§ **Work to do**
Set down the records once more, please, exactly and with the pictures left out.

§ **Data provided**
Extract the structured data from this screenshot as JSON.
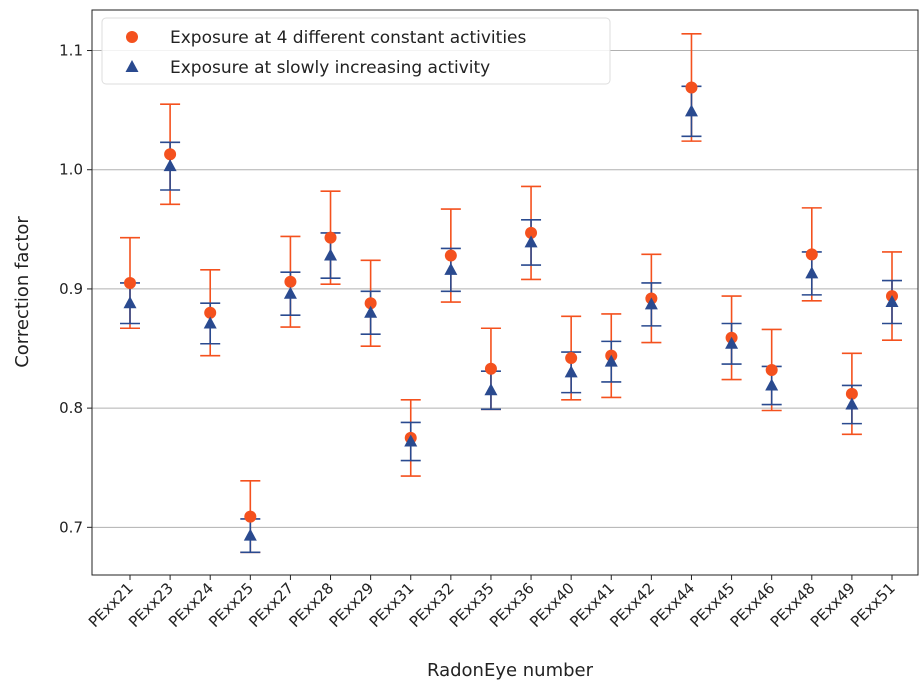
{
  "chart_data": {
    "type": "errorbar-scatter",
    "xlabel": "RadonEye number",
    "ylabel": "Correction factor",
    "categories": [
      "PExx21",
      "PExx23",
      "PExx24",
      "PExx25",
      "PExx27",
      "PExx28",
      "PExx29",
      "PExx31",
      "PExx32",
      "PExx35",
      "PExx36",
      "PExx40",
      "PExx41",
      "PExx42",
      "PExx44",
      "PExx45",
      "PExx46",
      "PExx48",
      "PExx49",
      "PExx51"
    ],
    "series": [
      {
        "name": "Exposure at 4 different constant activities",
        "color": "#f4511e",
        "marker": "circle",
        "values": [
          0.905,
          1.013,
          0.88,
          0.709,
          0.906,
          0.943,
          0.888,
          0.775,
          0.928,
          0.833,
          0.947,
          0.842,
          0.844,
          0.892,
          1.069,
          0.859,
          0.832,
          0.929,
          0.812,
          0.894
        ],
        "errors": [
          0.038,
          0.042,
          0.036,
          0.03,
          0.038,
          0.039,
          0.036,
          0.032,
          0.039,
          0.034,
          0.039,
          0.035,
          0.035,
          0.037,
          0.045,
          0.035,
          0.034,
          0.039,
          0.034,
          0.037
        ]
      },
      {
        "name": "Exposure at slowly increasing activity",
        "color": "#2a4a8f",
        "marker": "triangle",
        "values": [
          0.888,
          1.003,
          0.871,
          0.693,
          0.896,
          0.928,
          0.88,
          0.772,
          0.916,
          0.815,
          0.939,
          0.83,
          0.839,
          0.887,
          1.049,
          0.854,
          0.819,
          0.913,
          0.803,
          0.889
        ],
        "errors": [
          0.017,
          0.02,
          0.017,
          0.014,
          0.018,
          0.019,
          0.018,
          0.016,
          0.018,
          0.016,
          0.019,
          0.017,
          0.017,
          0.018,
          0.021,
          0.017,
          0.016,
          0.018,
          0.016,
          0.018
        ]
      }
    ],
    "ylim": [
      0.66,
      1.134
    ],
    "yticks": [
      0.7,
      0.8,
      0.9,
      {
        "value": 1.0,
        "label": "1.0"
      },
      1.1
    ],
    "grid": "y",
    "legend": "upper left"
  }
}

§ **Output of the task**
Extract the structured data from this screenshot as JSON.
{
  "chart_data": {
    "type": "errorbar-scatter",
    "xlabel": "RadonEye number",
    "ylabel": "Correction factor",
    "categories": [
      "PExx21",
      "PExx23",
      "PExx24",
      "PExx25",
      "PExx27",
      "PExx28",
      "PExx29",
      "PExx31",
      "PExx32",
      "PExx35",
      "PExx36",
      "PExx40",
      "PExx41",
      "PExx42",
      "PExx44",
      "PExx45",
      "PExx46",
      "PExx48",
      "PExx49",
      "PExx51"
    ],
    "series": [
      {
        "name": "Exposure at 4 different constant activities",
        "color": "#f4511e",
        "marker": "circle",
        "values": [
          0.905,
          1.013,
          0.88,
          0.709,
          0.906,
          0.943,
          0.888,
          0.775,
          0.928,
          0.833,
          0.947,
          0.842,
          0.844,
          0.892,
          1.069,
          0.859,
          0.832,
          0.929,
          0.812,
          0.894
        ],
        "errors": [
          0.038,
          0.042,
          0.036,
          0.03,
          0.038,
          0.039,
          0.036,
          0.032,
          0.039,
          0.034,
          0.039,
          0.035,
          0.035,
          0.037,
          0.045,
          0.035,
          0.034,
          0.039,
          0.034,
          0.037
        ]
      },
      {
        "name": "Exposure at slowly increasing activity",
        "color": "#2a4a8f",
        "marker": "triangle",
        "values": [
          0.888,
          1.003,
          0.871,
          0.693,
          0.896,
          0.928,
          0.88,
          0.772,
          0.916,
          0.815,
          0.939,
          0.83,
          0.839,
          0.887,
          1.049,
          0.854,
          0.819,
          0.913,
          0.803,
          0.889
        ],
        "errors": [
          0.017,
          0.02,
          0.017,
          0.014,
          0.018,
          0.019,
          0.018,
          0.016,
          0.018,
          0.016,
          0.019,
          0.017,
          0.017,
          0.018,
          0.021,
          0.017,
          0.016,
          0.018,
          0.016,
          0.018
        ]
      }
    ],
    "ylim": [
      0.66,
      1.134
    ],
    "yticks": [
      0.7,
      0.8,
      0.9,
      {
        "value": 1.0,
        "label": "1.0"
      },
      1.1
    ],
    "grid": "y",
    "legend": "upper left"
  }
}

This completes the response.